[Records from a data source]
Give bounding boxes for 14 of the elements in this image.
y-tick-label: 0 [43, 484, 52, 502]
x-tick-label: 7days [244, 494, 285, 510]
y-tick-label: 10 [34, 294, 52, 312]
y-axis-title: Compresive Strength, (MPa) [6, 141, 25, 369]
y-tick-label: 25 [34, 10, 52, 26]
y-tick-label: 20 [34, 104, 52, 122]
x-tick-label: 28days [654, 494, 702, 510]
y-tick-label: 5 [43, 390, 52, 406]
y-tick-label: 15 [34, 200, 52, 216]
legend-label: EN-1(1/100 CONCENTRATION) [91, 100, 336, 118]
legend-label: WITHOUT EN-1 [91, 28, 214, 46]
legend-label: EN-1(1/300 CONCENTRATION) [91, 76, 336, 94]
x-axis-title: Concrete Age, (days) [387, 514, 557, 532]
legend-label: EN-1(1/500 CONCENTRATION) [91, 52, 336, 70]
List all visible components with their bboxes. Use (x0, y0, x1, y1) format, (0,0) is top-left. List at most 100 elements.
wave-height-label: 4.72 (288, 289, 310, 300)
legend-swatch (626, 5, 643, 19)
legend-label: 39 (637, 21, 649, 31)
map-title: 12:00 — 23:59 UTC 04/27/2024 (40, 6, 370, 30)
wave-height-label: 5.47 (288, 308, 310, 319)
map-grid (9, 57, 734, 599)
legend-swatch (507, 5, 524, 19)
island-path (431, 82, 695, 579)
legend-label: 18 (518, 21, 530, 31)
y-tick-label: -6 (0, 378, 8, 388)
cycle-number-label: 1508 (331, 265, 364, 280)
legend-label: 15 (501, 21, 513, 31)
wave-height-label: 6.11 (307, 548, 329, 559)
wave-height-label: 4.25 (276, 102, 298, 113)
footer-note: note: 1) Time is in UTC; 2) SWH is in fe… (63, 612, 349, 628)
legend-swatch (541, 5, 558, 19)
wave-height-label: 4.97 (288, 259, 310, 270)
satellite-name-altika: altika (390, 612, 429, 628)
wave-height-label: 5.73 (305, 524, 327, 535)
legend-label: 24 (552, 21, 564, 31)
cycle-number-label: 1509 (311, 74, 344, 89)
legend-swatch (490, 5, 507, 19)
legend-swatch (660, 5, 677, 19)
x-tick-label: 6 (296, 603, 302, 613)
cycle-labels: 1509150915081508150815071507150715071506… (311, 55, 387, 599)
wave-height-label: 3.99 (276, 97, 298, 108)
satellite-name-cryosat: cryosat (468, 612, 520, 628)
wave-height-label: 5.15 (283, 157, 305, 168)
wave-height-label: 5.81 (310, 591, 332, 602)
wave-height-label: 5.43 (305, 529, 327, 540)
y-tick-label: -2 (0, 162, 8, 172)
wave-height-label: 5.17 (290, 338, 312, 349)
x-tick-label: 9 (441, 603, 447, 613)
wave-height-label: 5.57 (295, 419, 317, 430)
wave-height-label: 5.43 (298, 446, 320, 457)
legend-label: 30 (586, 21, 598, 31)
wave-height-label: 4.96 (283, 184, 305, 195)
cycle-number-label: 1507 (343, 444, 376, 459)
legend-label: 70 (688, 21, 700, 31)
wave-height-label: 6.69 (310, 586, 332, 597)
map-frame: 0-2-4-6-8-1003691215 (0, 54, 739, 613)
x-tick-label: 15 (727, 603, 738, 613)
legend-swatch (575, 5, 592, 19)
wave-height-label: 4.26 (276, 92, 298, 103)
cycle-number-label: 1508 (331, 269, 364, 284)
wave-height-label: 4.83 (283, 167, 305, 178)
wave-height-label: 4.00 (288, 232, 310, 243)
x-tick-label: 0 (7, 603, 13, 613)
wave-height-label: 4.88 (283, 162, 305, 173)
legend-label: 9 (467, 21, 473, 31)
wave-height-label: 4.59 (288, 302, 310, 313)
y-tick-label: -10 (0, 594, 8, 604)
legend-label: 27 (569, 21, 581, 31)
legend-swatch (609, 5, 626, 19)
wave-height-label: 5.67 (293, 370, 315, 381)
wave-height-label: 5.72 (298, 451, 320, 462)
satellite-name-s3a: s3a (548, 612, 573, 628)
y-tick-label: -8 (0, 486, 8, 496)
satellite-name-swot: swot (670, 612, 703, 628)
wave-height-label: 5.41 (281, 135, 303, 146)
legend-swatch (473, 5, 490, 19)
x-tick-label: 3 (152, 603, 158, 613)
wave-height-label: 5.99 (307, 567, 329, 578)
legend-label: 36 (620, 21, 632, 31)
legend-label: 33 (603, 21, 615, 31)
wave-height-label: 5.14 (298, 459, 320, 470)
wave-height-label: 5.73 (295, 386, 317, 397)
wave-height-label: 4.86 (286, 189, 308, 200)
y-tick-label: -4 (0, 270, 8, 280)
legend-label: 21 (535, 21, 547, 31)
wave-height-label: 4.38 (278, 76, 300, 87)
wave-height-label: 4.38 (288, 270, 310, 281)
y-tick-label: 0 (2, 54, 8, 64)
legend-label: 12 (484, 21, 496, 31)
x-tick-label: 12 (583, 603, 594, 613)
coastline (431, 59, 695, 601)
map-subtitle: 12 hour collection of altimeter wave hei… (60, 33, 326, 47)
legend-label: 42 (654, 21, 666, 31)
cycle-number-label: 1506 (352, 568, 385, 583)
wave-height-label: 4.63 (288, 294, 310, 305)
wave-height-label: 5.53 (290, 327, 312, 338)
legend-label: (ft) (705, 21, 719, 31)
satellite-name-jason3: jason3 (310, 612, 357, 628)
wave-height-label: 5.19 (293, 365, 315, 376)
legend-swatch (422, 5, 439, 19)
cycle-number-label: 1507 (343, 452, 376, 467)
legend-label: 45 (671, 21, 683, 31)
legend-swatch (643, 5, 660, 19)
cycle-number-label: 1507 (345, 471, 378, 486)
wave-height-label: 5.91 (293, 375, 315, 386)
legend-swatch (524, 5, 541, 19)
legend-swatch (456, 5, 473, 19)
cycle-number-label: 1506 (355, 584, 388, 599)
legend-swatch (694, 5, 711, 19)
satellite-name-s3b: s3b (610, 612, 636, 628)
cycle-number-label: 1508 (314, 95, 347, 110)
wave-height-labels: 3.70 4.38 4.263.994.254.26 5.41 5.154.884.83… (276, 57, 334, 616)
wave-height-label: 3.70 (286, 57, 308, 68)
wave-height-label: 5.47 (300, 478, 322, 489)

[The problem]: Copy out every one of the lines above precisely as they appear.

[Final answer]:
Give bounding boxes for 14 of the elements in this image.
y-tick-label: 0 [43, 484, 52, 502]
x-tick-label: 7days [244, 494, 285, 510]
y-tick-label: 10 [34, 294, 52, 312]
y-axis-title: Compresive Strength, (MPa) [6, 141, 25, 369]
y-tick-label: 25 [34, 10, 52, 26]
y-tick-label: 20 [34, 104, 52, 122]
x-tick-label: 28days [654, 494, 702, 510]
y-tick-label: 5 [43, 390, 52, 406]
y-tick-label: 15 [34, 200, 52, 216]
legend-label: EN-1(1/100 CONCENTRATION) [91, 100, 336, 118]
legend-label: WITHOUT EN-1 [91, 28, 214, 46]
legend-label: EN-1(1/300 CONCENTRATION) [91, 76, 336, 94]
x-axis-title: Concrete Age, (days) [387, 514, 557, 532]
legend-label: EN-1(1/500 CONCENTRATION) [91, 52, 336, 70]
List all visible components with their bboxes. Use (x0, y0, x1, y1) format, (0,0) is top-left. List at most 100 elements.
wave-height-label: 4.72 (288, 289, 310, 300)
legend-swatch (626, 5, 643, 19)
legend-label: 39 (637, 21, 649, 31)
map-title: 12:00 — 23:59 UTC 04/27/2024 (40, 6, 370, 30)
wave-height-label: 5.47 (288, 308, 310, 319)
map-grid (9, 57, 734, 599)
legend-swatch (507, 5, 524, 19)
island-path (431, 82, 695, 579)
legend-label: 18 (518, 21, 530, 31)
y-tick-label: -6 (0, 378, 8, 388)
cycle-number-label: 1508 (331, 265, 364, 280)
legend-label: 15 (501, 21, 513, 31)
wave-height-label: 6.11 (307, 548, 329, 559)
wave-height-label: 4.25 (276, 102, 298, 113)
footer-note: note: 1) Time is in UTC; 2) SWH is in fe… (63, 612, 349, 628)
legend-swatch (541, 5, 558, 19)
wave-height-label: 4.97 (288, 259, 310, 270)
satellite-name-altika: altika (390, 612, 429, 628)
wave-height-label: 5.73 (305, 524, 327, 535)
legend-label: 24 (552, 21, 564, 31)
cycle-number-label: 1509 (311, 74, 344, 89)
legend-swatch (490, 5, 507, 19)
legend-swatch (660, 5, 677, 19)
x-tick-label: 6 (296, 603, 302, 613)
cycle-labels: 1509150915081508150815071507150715071506… (311, 55, 387, 599)
wave-height-label: 3.99 (276, 97, 298, 108)
satellite-name-cryosat: cryosat (468, 612, 520, 628)
wave-height-label: 5.15 (283, 157, 305, 168)
wave-height-label: 5.81 (310, 591, 332, 602)
wave-height-label: 5.43 (305, 529, 327, 540)
y-tick-label: -2 (0, 162, 8, 172)
wave-height-label: 5.17 (290, 338, 312, 349)
x-tick-label: 9 (441, 603, 447, 613)
wave-height-label: 5.57 (295, 419, 317, 430)
wave-height-label: 5.43 (298, 446, 320, 457)
legend-label: 30 (586, 21, 598, 31)
wave-height-label: 4.96 (283, 184, 305, 195)
cycle-number-label: 1507 (343, 444, 376, 459)
legend-label: 70 (688, 21, 700, 31)
wave-height-label: 6.69 (310, 586, 332, 597)
map-frame: 0-2-4-6-8-1003691215 (0, 54, 739, 613)
x-tick-label: 15 (727, 603, 738, 613)
legend-swatch (575, 5, 592, 19)
wave-height-label: 4.26 (276, 92, 298, 103)
cycle-number-label: 1508 (331, 269, 364, 284)
wave-height-label: 4.83 (283, 167, 305, 178)
wave-height-label: 4.00 (288, 232, 310, 243)
x-tick-label: 0 (7, 603, 13, 613)
wave-height-label: 4.88 (283, 162, 305, 173)
legend-label: 9 (467, 21, 473, 31)
wave-height-label: 4.59 (288, 302, 310, 313)
y-tick-label: -10 (0, 594, 8, 604)
legend-label: 27 (569, 21, 581, 31)
legend-swatch (609, 5, 626, 19)
wave-height-label: 5.67 (293, 370, 315, 381)
wave-height-label: 5.72 (298, 451, 320, 462)
satellite-name-s3a: s3a (548, 612, 573, 628)
y-tick-label: -8 (0, 486, 8, 496)
satellite-name-swot: swot (670, 612, 703, 628)
wave-height-label: 5.41 (281, 135, 303, 146)
legend-swatch (473, 5, 490, 19)
x-tick-label: 3 (152, 603, 158, 613)
wave-height-label: 5.99 (307, 567, 329, 578)
legend-label: 36 (620, 21, 632, 31)
legend-label: 33 (603, 21, 615, 31)
wave-height-label: 5.14 (298, 459, 320, 470)
wave-height-label: 5.73 (295, 386, 317, 397)
wave-height-label: 4.86 (286, 189, 308, 200)
y-tick-label: -4 (0, 270, 8, 280)
legend-label: 21 (535, 21, 547, 31)
wave-height-label: 4.38 (278, 76, 300, 87)
wave-height-label: 4.38 (288, 270, 310, 281)
y-tick-label: 0 (2, 54, 8, 64)
legend-label: 12 (484, 21, 496, 31)
x-tick-label: 12 (583, 603, 594, 613)
coastline (431, 59, 695, 601)
map-subtitle: 12 hour collection of altimeter wave hei… (60, 33, 326, 47)
legend-label: 42 (654, 21, 666, 31)
cycle-number-label: 1506 (352, 568, 385, 583)
wave-height-label: 4.63 (288, 294, 310, 305)
wave-height-label: 5.53 (290, 327, 312, 338)
legend-label: (ft) (705, 21, 719, 31)
satellite-name-jason3: jason3 (310, 612, 357, 628)
wave-height-label: 5.19 (293, 365, 315, 376)
legend-swatch (422, 5, 439, 19)
cycle-number-label: 1507 (343, 452, 376, 467)
legend-label: 45 (671, 21, 683, 31)
legend-swatch (643, 5, 660, 19)
cycle-number-label: 1507 (345, 471, 378, 486)
wave-height-label: 5.91 (293, 375, 315, 386)
legend-swatch (524, 5, 541, 19)
legend-swatch (456, 5, 473, 19)
cycle-number-label: 1506 (355, 584, 388, 599)
legend-swatch (694, 5, 711, 19)
satellite-name-s3b: s3b (610, 612, 636, 628)
cycle-number-label: 1508 (314, 95, 347, 110)
wave-height-labels: 3.70 4.38 4.263.994.254.26 5.41 5.154.884.83… (276, 57, 334, 616)
wave-height-label: 3.70 (286, 57, 308, 68)
wave-height-label: 5.47 (300, 478, 322, 489)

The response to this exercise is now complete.